Extracted data entries:
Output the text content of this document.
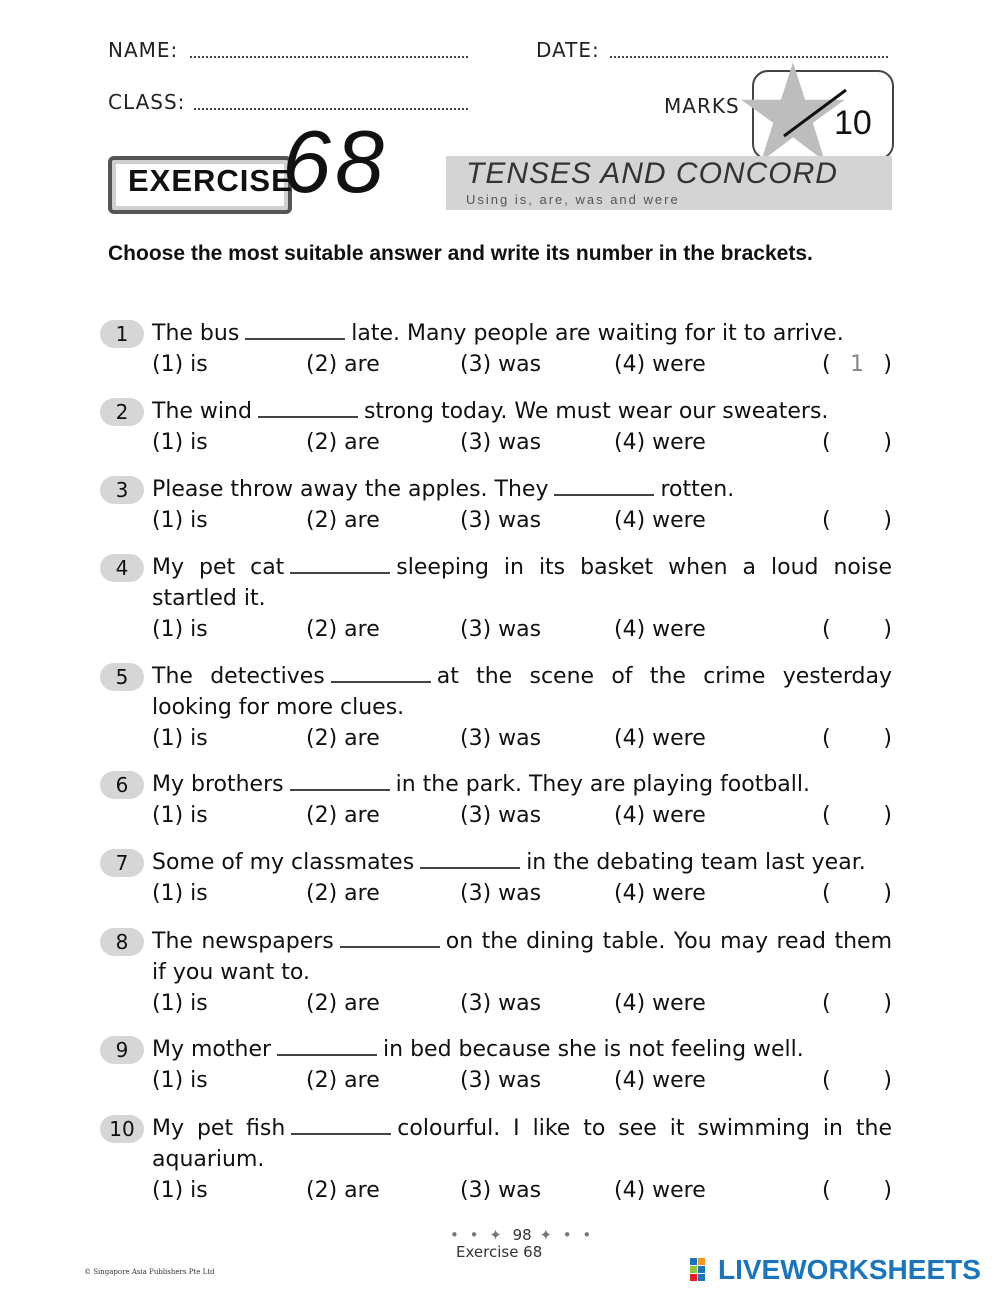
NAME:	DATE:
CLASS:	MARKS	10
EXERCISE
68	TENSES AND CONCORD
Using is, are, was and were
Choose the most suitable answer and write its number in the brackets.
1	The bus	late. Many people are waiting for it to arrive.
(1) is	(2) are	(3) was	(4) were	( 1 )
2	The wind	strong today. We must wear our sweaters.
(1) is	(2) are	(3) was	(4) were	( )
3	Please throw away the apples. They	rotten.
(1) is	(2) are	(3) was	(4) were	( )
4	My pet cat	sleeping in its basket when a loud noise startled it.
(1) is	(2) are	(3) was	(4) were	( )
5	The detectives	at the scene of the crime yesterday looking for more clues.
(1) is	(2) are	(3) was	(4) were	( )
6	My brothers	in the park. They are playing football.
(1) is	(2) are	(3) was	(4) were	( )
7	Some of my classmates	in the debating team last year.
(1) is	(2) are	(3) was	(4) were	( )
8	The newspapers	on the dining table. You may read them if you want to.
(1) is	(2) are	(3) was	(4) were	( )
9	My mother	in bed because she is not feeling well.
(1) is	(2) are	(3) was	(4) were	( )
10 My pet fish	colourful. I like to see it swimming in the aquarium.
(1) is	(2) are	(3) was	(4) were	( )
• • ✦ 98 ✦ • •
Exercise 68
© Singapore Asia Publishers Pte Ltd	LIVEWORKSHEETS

● Goal
Copy out all of the material exactly as written, without its pictures.

● Response to the exercise
Output the text content of this document.
NAME:	DATE:
CLASS:	MARKS	10
EXERCISE
68	TENSES AND CONCORD
Using is, are, was and were
Choose the most suitable answer and write its number in the brackets.
1	The bus	late. Many people are waiting for it to arrive.
(1) is	(2) are	(3) was	(4) were	( 1 )
2	The wind	strong today. We must wear our sweaters.
(1) is	(2) are	(3) was	(4) were	( )
3	Please throw away the apples. They	rotten.
(1) is	(2) are	(3) was	(4) were	( )
4	My pet cat	sleeping in its basket when a loud noise startled it.
(1) is	(2) are	(3) was	(4) were	( )
5	The detectives	at the scene of the crime yesterday looking for more clues.
(1) is	(2) are	(3) was	(4) were	( )
6	My brothers	in the park. They are playing football.
(1) is	(2) are	(3) was	(4) were	( )
7	Some of my classmates	in the debating team last year.
(1) is	(2) are	(3) was	(4) were	( )
8	The newspapers	on the dining table. You may read them if you want to.
(1) is	(2) are	(3) was	(4) were	( )
9	My mother	in bed because she is not feeling well.
(1) is	(2) are	(3) was	(4) were	( )
10 My pet fish	colourful. I like to see it swimming in the aquarium.
(1) is	(2) are	(3) was	(4) were	( )
• • ✦ 98 ✦ • •
Exercise 68
© Singapore Asia Publishers Pte Ltd	LIVEWORKSHEETS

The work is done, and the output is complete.